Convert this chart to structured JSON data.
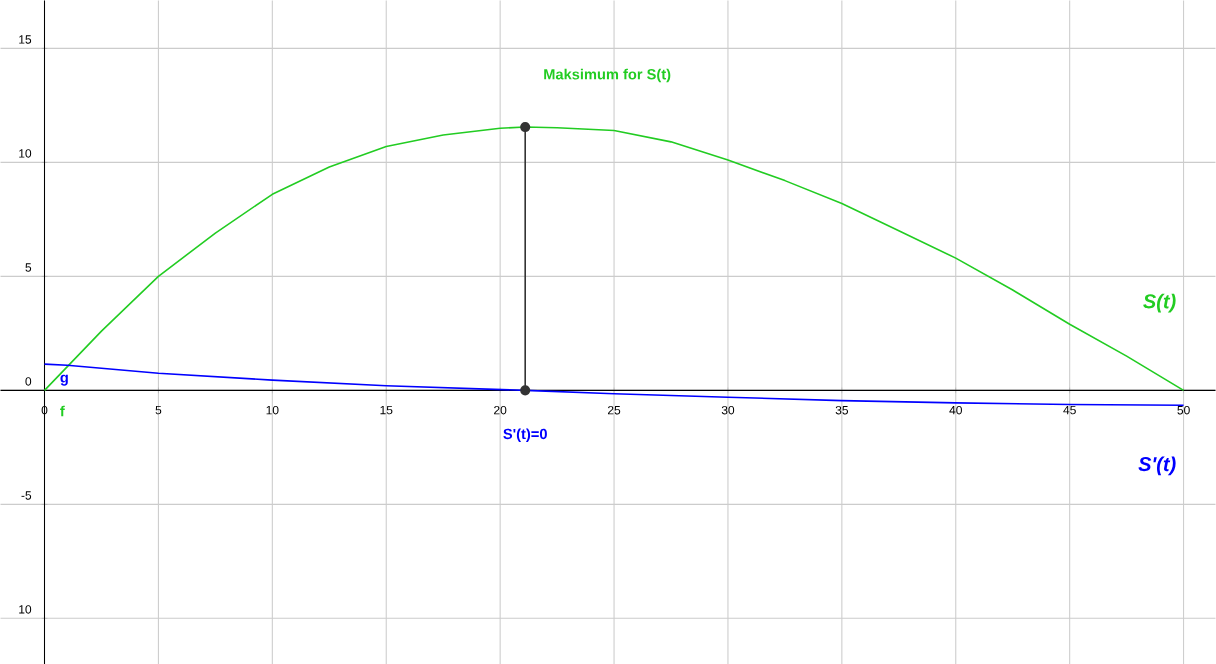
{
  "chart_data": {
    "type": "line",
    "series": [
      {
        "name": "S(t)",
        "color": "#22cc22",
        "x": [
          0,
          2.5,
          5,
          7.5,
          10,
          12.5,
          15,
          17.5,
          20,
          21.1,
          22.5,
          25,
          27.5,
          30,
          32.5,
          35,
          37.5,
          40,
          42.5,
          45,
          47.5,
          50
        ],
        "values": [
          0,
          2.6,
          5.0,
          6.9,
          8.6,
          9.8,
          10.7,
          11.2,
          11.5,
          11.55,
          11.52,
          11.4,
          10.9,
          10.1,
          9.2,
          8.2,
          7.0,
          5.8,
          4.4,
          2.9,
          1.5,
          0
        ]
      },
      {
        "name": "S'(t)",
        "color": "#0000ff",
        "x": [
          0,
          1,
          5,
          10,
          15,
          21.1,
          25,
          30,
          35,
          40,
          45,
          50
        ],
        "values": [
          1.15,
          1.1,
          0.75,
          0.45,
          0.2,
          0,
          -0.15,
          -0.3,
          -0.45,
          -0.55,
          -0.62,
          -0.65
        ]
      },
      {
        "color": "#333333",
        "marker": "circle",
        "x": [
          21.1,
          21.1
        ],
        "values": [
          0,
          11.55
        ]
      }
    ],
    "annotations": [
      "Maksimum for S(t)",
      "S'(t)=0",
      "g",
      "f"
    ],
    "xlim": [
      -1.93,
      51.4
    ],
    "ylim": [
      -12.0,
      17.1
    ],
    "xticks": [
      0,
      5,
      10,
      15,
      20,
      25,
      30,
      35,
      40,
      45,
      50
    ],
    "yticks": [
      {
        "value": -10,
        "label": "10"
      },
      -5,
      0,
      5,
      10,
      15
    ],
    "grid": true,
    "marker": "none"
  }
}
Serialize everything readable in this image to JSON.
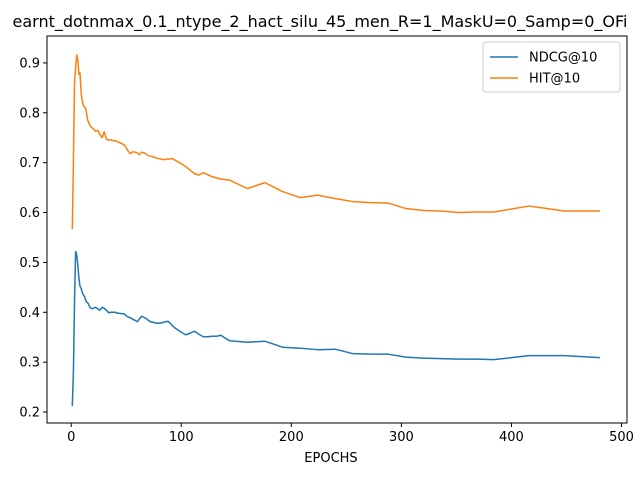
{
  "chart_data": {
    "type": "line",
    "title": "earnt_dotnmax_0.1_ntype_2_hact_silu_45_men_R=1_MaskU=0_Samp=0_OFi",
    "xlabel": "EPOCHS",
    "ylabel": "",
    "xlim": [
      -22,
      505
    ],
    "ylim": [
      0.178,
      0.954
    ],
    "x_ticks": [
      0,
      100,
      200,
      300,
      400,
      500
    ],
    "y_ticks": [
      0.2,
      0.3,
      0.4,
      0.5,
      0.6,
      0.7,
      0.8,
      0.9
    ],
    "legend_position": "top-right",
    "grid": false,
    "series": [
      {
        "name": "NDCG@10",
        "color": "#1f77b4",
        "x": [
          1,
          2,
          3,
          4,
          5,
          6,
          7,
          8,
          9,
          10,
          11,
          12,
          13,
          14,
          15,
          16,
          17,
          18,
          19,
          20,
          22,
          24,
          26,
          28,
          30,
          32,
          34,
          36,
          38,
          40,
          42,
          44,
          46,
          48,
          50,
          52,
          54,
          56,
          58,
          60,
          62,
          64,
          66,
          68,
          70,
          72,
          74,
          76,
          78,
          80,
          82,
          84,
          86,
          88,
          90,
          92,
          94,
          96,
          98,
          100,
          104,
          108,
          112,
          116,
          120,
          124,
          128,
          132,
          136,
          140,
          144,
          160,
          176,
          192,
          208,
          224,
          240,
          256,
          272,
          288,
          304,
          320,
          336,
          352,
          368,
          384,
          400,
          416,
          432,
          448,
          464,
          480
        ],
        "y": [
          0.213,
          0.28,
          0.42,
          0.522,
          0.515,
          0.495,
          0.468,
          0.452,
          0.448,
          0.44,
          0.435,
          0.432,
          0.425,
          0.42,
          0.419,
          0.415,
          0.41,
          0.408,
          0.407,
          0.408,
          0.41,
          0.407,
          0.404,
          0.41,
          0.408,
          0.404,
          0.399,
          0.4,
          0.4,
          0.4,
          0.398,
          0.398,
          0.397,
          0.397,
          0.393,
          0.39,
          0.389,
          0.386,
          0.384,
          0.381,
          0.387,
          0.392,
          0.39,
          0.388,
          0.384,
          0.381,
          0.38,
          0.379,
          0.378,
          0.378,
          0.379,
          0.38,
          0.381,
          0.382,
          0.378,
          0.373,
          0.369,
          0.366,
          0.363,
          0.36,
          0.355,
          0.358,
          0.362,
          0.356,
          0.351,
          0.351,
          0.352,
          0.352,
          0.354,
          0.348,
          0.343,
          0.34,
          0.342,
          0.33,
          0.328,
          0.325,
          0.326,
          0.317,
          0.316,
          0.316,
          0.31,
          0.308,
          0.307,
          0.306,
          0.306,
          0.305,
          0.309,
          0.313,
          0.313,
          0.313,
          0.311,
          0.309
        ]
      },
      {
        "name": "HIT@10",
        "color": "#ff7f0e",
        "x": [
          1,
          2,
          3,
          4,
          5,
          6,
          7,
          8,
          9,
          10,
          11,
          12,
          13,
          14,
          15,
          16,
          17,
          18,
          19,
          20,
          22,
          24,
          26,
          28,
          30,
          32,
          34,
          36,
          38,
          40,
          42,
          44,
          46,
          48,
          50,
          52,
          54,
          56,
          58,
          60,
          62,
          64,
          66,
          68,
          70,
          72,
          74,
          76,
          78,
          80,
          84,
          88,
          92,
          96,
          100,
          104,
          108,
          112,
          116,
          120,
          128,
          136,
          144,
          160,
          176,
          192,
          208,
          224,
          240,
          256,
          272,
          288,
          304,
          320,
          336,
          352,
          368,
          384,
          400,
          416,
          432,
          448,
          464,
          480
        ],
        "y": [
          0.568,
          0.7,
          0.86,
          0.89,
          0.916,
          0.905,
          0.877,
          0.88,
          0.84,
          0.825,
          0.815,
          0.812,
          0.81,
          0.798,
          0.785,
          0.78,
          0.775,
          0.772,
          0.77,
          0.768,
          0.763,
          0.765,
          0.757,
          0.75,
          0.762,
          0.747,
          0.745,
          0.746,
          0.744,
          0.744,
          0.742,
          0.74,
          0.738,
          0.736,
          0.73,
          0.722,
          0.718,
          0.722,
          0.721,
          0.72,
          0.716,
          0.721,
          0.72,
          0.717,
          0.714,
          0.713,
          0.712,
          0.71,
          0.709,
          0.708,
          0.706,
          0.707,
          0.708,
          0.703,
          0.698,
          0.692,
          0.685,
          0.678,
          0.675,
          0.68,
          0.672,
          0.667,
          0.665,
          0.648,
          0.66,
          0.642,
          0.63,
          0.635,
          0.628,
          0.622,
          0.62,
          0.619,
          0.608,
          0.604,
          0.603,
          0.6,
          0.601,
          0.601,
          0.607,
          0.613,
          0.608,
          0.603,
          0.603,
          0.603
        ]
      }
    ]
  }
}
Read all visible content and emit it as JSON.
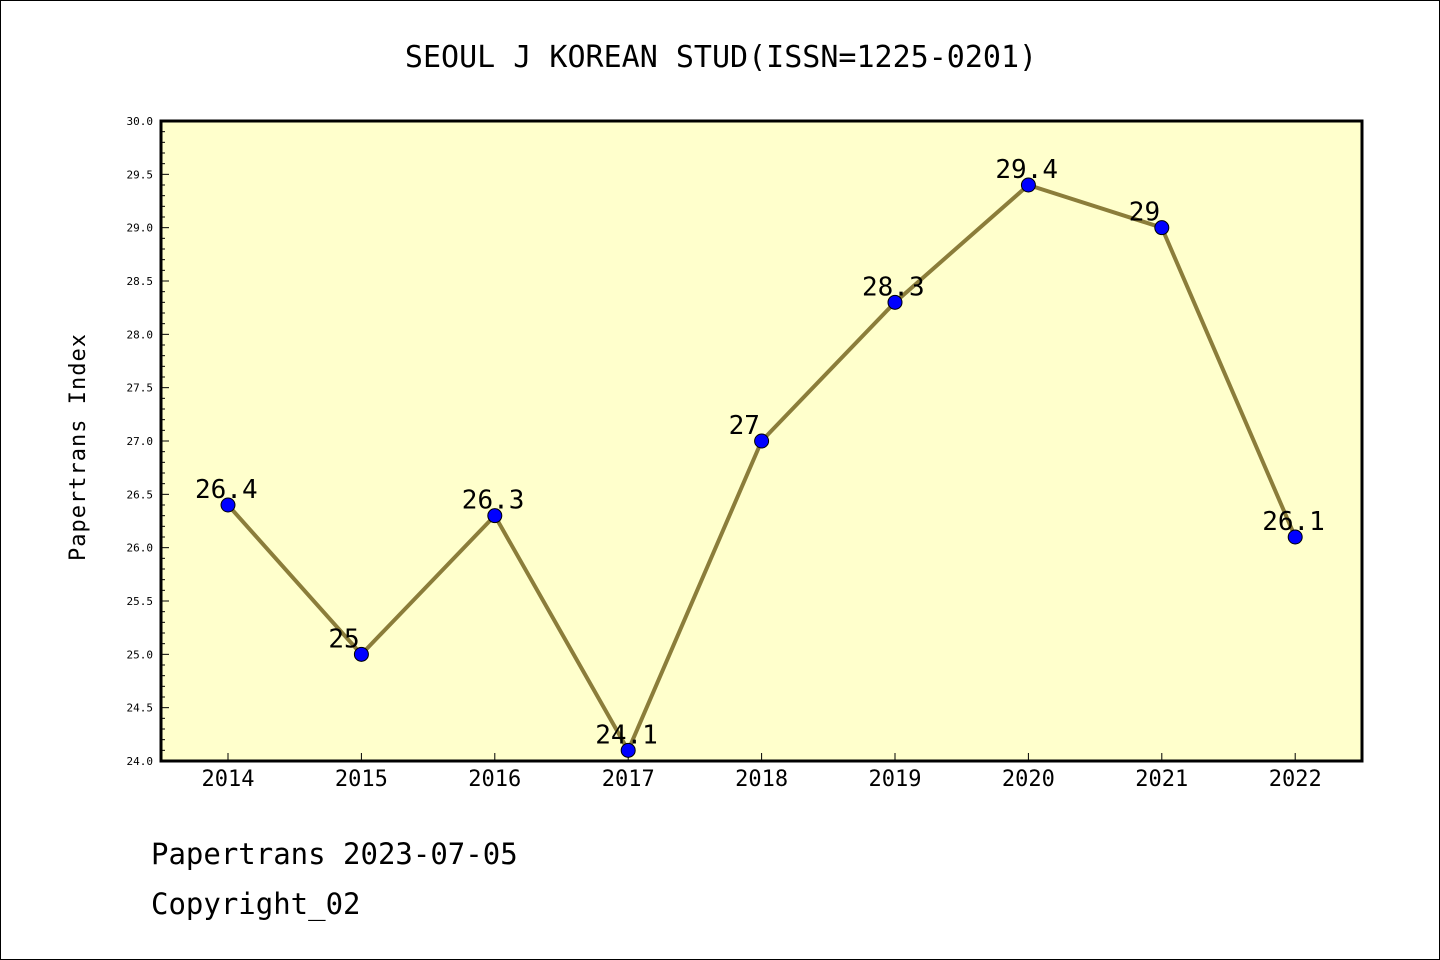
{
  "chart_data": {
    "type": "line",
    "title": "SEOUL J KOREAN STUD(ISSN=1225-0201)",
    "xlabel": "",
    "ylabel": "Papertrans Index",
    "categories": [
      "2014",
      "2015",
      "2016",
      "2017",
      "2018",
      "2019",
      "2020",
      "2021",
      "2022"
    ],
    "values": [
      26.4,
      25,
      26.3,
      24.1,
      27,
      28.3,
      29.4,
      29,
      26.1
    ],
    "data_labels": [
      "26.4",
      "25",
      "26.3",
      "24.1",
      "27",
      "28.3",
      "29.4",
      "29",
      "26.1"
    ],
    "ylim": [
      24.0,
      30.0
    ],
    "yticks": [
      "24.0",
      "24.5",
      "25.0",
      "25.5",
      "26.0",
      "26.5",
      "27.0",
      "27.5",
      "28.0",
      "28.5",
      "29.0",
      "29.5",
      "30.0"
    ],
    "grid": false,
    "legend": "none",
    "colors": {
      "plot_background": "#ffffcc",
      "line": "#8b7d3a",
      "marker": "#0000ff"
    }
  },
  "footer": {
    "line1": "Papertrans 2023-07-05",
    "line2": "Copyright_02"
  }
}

____

Short problem
Repeat the records above verbatim, with no pictures in the result.

Exercise answer
Convert this chart to structured JSON data.
{
  "chart_data": {
    "type": "line",
    "series": [
      {
        "name": "S(t)",
        "color": "#22cc22",
        "x": [
          0,
          2.5,
          5,
          7.5,
          10,
          12.5,
          15,
          17.5,
          20,
          21.1,
          22.5,
          25,
          27.5,
          30,
          32.5,
          35,
          37.5,
          40,
          42.5,
          45,
          47.5,
          50
        ],
        "values": [
          0,
          2.6,
          5.0,
          6.9,
          8.6,
          9.8,
          10.7,
          11.2,
          11.5,
          11.55,
          11.52,
          11.4,
          10.9,
          10.1,
          9.2,
          8.2,
          7.0,
          5.8,
          4.4,
          2.9,
          1.5,
          0
        ]
      },
      {
        "name": "S'(t)",
        "color": "#0000ff",
        "x": [
          0,
          1,
          5,
          10,
          15,
          21.1,
          25,
          30,
          35,
          40,
          45,
          50
        ],
        "values": [
          1.15,
          1.1,
          0.75,
          0.45,
          0.2,
          0,
          -0.15,
          -0.3,
          -0.45,
          -0.55,
          -0.62,
          -0.65
        ]
      },
      {
        "color": "#333333",
        "marker": "circle",
        "x": [
          21.1,
          21.1
        ],
        "values": [
          0,
          11.55
        ]
      }
    ],
    "annotations": [
      "Maksimum for S(t)",
      "S'(t)=0",
      "g",
      "f"
    ],
    "xlim": [
      -1.93,
      51.4
    ],
    "ylim": [
      -12.0,
      17.1
    ],
    "xticks": [
      0,
      5,
      10,
      15,
      20,
      25,
      30,
      35,
      40,
      45,
      50
    ],
    "yticks": [
      {
        "value": -10,
        "label": "10"
      },
      -5,
      0,
      5,
      10,
      15
    ],
    "grid": true,
    "marker": "none"
  }
}
Serialize everything readable in this image to JSON.
{
  "chart_data": {
    "type": "line",
    "title": "earnt_dotnmax_0.1_ntype_2_hact_silu_45_men_R=1_MaskU=0_Samp=0_OFi",
    "xlabel": "EPOCHS",
    "ylabel": "",
    "xlim": [
      -22,
      505
    ],
    "ylim": [
      0.178,
      0.954
    ],
    "x_ticks": [
      0,
      100,
      200,
      300,
      400,
      500
    ],
    "y_ticks": [
      0.2,
      0.3,
      0.4,
      0.5,
      0.6,
      0.7,
      0.8,
      0.9
    ],
    "legend_position": "top-right",
    "grid": false,
    "series": [
      {
        "name": "NDCG@10",
        "color": "#1f77b4",
        "x": [
          1,
          2,
          3,
          4,
          5,
          6,
          7,
          8,
          9,
          10,
          11,
          12,
          13,
          14,
          15,
          16,
          17,
          18,
          19,
          20,
          22,
          24,
          26,
          28,
          30,
          32,
          34,
          36,
          38,
          40,
          42,
          44,
          46,
          48,
          50,
          52,
          54,
          56,
          58,
          60,
          62,
          64,
          66,
          68,
          70,
          72,
          74,
          76,
          78,
          80,
          82,
          84,
          86,
          88,
          90,
          92,
          94,
          96,
          98,
          100,
          104,
          108,
          112,
          116,
          120,
          124,
          128,
          132,
          136,
          140,
          144,
          160,
          176,
          192,
          208,
          224,
          240,
          256,
          272,
          288,
          304,
          320,
          336,
          352,
          368,
          384,
          400,
          416,
          432,
          448,
          464,
          480
        ],
        "y": [
          0.213,
          0.28,
          0.42,
          0.522,
          0.515,
          0.495,
          0.468,
          0.452,
          0.448,
          0.44,
          0.435,
          0.432,
          0.425,
          0.42,
          0.419,
          0.415,
          0.41,
          0.408,
          0.407,
          0.408,
          0.41,
          0.407,
          0.404,
          0.41,
          0.408,
          0.404,
          0.399,
          0.4,
          0.4,
          0.4,
          0.398,
          0.398,
          0.397,
          0.397,
          0.393,
          0.39,
          0.389,
          0.386,
          0.384,
          0.381,
          0.387,
          0.392,
          0.39,
          0.388,
          0.384,
          0.381,
          0.38,
          0.379,
          0.378,
          0.378,
          0.379,
          0.38,
          0.381,
          0.382,
          0.378,
          0.373,
          0.369,
          0.366,
          0.363,
          0.36,
          0.355,
          0.358,
          0.362,
          0.356,
          0.351,
          0.351,
          0.352,
          0.352,
          0.354,
          0.348,
          0.343,
          0.34,
          0.342,
          0.33,
          0.328,
          0.325,
          0.326,
          0.317,
          0.316,
          0.316,
          0.31,
          0.308,
          0.307,
          0.306,
          0.306,
          0.305,
          0.309,
          0.313,
          0.313,
          0.313,
          0.311,
          0.309
        ]
      },
      {
        "name": "HIT@10",
        "color": "#ff7f0e",
        "x": [
          1,
          2,
          3,
          4,
          5,
          6,
          7,
          8,
          9,
          10,
          11,
          12,
          13,
          14,
          15,
          16,
          17,
          18,
          19,
          20,
          22,
          24,
          26,
          28,
          30,
          32,
          34,
          36,
          38,
          40,
          42,
          44,
          46,
          48,
          50,
          52,
          54,
          56,
          58,
          60,
          62,
          64,
          66,
          68,
          70,
          72,
          74,
          76,
          78,
          80,
          84,
          88,
          92,
          96,
          100,
          104,
          108,
          112,
          116,
          120,
          128,
          136,
          144,
          160,
          176,
          192,
          208,
          224,
          240,
          256,
          272,
          288,
          304,
          320,
          336,
          352,
          368,
          384,
          400,
          416,
          432,
          448,
          464,
          480
        ],
        "y": [
          0.568,
          0.7,
          0.86,
          0.89,
          0.916,
          0.905,
          0.877,
          0.88,
          0.84,
          0.825,
          0.815,
          0.812,
          0.81,
          0.798,
          0.785,
          0.78,
          0.775,
          0.772,
          0.77,
          0.768,
          0.763,
          0.765,
          0.757,
          0.75,
          0.762,
          0.747,
          0.745,
          0.746,
          0.744,
          0.744,
          0.742,
          0.74,
          0.738,
          0.736,
          0.73,
          0.722,
          0.718,
          0.722,
          0.721,
          0.72,
          0.716,
          0.721,
          0.72,
          0.717,
          0.714,
          0.713,
          0.712,
          0.71,
          0.709,
          0.708,
          0.706,
          0.707,
          0.708,
          0.703,
          0.698,
          0.692,
          0.685,
          0.678,
          0.675,
          0.68,
          0.672,
          0.667,
          0.665,
          0.648,
          0.66,
          0.642,
          0.63,
          0.635,
          0.628,
          0.622,
          0.62,
          0.619,
          0.608,
          0.604,
          0.603,
          0.6,
          0.601,
          0.601,
          0.607,
          0.613,
          0.608,
          0.603,
          0.603,
          0.603
        ]
      }
    ]
  }
}
Read all visible content and emit it as JSON.
{
  "chart_data": {
    "type": "line",
    "title": "SEOUL J KOREAN STUD(ISSN=1225-0201)",
    "xlabel": "",
    "ylabel": "Papertrans Index",
    "categories": [
      "2014",
      "2015",
      "2016",
      "2017",
      "2018",
      "2019",
      "2020",
      "2021",
      "2022"
    ],
    "values": [
      26.4,
      25,
      26.3,
      24.1,
      27,
      28.3,
      29.4,
      29,
      26.1
    ],
    "data_labels": [
      "26.4",
      "25",
      "26.3",
      "24.1",
      "27",
      "28.3",
      "29.4",
      "29",
      "26.1"
    ],
    "ylim": [
      24.0,
      30.0
    ],
    "yticks": [
      "24.0",
      "24.5",
      "25.0",
      "25.5",
      "26.0",
      "26.5",
      "27.0",
      "27.5",
      "28.0",
      "28.5",
      "29.0",
      "29.5",
      "30.0"
    ],
    "grid": false,
    "legend": "none",
    "colors": {
      "plot_background": "#ffffcc",
      "line": "#8b7d3a",
      "marker": "#0000ff"
    }
  },
  "footer": {
    "line1": "Papertrans 2023-07-05",
    "line2": "Copyright_02"
  }
}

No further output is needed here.